Omit every picture while repeating the entries exactly.

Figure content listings
++++
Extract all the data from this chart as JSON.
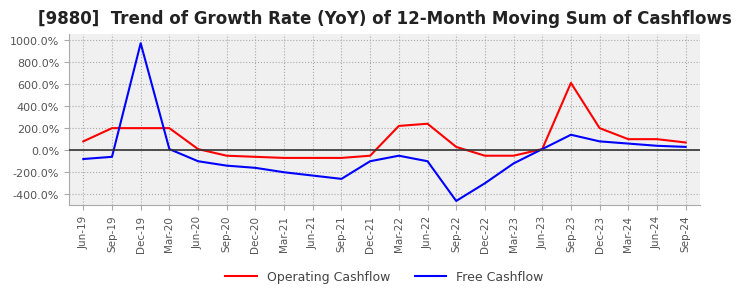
{
  "title": "[9880]  Trend of Growth Rate (YoY) of 12-Month Moving Sum of Cashflows",
  "title_fontsize": 12,
  "ylim": [
    -500,
    1050
  ],
  "yticks": [
    -400,
    -200,
    0,
    200,
    400,
    600,
    800,
    1000
  ],
  "legend_labels": [
    "Operating Cashflow",
    "Free Cashflow"
  ],
  "line_colors": [
    "#ff0000",
    "#0000ff"
  ],
  "background_color": "#ffffff",
  "plot_bg_color": "#f0f0f0",
  "grid_color": "#aaaaaa",
  "x_labels": [
    "Jun-19",
    "Sep-19",
    "Dec-19",
    "Mar-20",
    "Jun-20",
    "Sep-20",
    "Dec-20",
    "Mar-21",
    "Jun-21",
    "Sep-21",
    "Dec-21",
    "Mar-22",
    "Jun-22",
    "Sep-22",
    "Dec-22",
    "Mar-23",
    "Jun-23",
    "Sep-23",
    "Dec-23",
    "Mar-24",
    "Jun-24",
    "Sep-24"
  ],
  "operating_cashflow": [
    80,
    200,
    200,
    200,
    10,
    -50,
    -60,
    -70,
    -70,
    -70,
    -50,
    220,
    240,
    30,
    -50,
    -50,
    10,
    610,
    200,
    100,
    100,
    70
  ],
  "free_cashflow": [
    -80,
    -60,
    970,
    10,
    -100,
    -140,
    -160,
    -200,
    -230,
    -260,
    -100,
    -50,
    -100,
    -460,
    -300,
    -120,
    10,
    140,
    80,
    60,
    40,
    30
  ]
}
++++
◆ Full answer ◆
Extract all the data from this chart as JSON.
{
  "title": "[9880]  Trend of Growth Rate (YoY) of 12-Month Moving Sum of Cashflows",
  "title_fontsize": 12,
  "ylim": [
    -500,
    1050
  ],
  "yticks": [
    -400,
    -200,
    0,
    200,
    400,
    600,
    800,
    1000
  ],
  "legend_labels": [
    "Operating Cashflow",
    "Free Cashflow"
  ],
  "line_colors": [
    "#ff0000",
    "#0000ff"
  ],
  "background_color": "#ffffff",
  "plot_bg_color": "#f0f0f0",
  "grid_color": "#aaaaaa",
  "x_labels": [
    "Jun-19",
    "Sep-19",
    "Dec-19",
    "Mar-20",
    "Jun-20",
    "Sep-20",
    "Dec-20",
    "Mar-21",
    "Jun-21",
    "Sep-21",
    "Dec-21",
    "Mar-22",
    "Jun-22",
    "Sep-22",
    "Dec-22",
    "Mar-23",
    "Jun-23",
    "Sep-23",
    "Dec-23",
    "Mar-24",
    "Jun-24",
    "Sep-24"
  ],
  "operating_cashflow": [
    80,
    200,
    200,
    200,
    10,
    -50,
    -60,
    -70,
    -70,
    -70,
    -50,
    220,
    240,
    30,
    -50,
    -50,
    10,
    610,
    200,
    100,
    100,
    70
  ],
  "free_cashflow": [
    -80,
    -60,
    970,
    10,
    -100,
    -140,
    -160,
    -200,
    -230,
    -260,
    -100,
    -50,
    -100,
    -460,
    -300,
    -120,
    10,
    140,
    80,
    60,
    40,
    30
  ]
}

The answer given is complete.